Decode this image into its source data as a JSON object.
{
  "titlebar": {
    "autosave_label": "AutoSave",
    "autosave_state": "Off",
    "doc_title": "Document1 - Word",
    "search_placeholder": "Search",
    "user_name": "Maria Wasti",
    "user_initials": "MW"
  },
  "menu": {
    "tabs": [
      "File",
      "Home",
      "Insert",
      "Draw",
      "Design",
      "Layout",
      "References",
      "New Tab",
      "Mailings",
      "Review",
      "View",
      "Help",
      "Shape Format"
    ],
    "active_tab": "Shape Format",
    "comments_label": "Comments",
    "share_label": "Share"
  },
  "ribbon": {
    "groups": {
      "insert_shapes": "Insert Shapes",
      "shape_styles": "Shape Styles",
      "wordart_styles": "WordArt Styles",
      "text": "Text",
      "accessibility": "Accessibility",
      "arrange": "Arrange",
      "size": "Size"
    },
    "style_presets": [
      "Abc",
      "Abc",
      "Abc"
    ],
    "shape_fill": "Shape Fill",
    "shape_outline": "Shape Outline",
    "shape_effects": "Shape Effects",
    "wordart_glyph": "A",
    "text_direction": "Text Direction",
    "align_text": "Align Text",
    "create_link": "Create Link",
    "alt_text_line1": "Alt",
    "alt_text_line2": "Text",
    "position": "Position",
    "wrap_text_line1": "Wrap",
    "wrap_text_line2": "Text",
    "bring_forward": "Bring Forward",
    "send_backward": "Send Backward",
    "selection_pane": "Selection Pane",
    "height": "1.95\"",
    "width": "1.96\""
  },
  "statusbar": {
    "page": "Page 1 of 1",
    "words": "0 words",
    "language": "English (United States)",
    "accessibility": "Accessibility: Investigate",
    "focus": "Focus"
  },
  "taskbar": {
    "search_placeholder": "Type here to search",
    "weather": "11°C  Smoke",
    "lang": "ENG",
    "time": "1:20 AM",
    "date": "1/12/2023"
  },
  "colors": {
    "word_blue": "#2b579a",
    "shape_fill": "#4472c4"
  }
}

---

§ What needs to be done
Output each record precisely as given.

§ In response
Decode this image into its source data as a JSON object.
{
  "titlebar": {
    "autosave_label": "AutoSave",
    "autosave_state": "Off",
    "doc_title": "Document1 - Word",
    "search_placeholder": "Search",
    "user_name": "Maria Wasti",
    "user_initials": "MW"
  },
  "menu": {
    "tabs": [
      "File",
      "Home",
      "Insert",
      "Draw",
      "Design",
      "Layout",
      "References",
      "New Tab",
      "Mailings",
      "Review",
      "View",
      "Help",
      "Shape Format"
    ],
    "active_tab": "Shape Format",
    "comments_label": "Comments",
    "share_label": "Share"
  },
  "ribbon": {
    "groups": {
      "insert_shapes": "Insert Shapes",
      "shape_styles": "Shape Styles",
      "wordart_styles": "WordArt Styles",
      "text": "Text",
      "accessibility": "Accessibility",
      "arrange": "Arrange",
      "size": "Size"
    },
    "style_presets": [
      "Abc",
      "Abc",
      "Abc"
    ],
    "shape_fill": "Shape Fill",
    "shape_outline": "Shape Outline",
    "shape_effects": "Shape Effects",
    "wordart_glyph": "A",
    "text_direction": "Text Direction",
    "align_text": "Align Text",
    "create_link": "Create Link",
    "alt_text_line1": "Alt",
    "alt_text_line2": "Text",
    "position": "Position",
    "wrap_text_line1": "Wrap",
    "wrap_text_line2": "Text",
    "bring_forward": "Bring Forward",
    "send_backward": "Send Backward",
    "selection_pane": "Selection Pane",
    "height": "1.95\"",
    "width": "1.96\""
  },
  "statusbar": {
    "page": "Page 1 of 1",
    "words": "0 words",
    "language": "English (United States)",
    "accessibility": "Accessibility: Investigate",
    "focus": "Focus"
  },
  "taskbar": {
    "search_placeholder": "Type here to search",
    "weather": "11°C  Smoke",
    "lang": "ENG",
    "time": "1:20 AM",
    "date": "1/12/2023"
  },
  "colors": {
    "word_blue": "#2b579a",
    "shape_fill": "#4472c4"
  }
}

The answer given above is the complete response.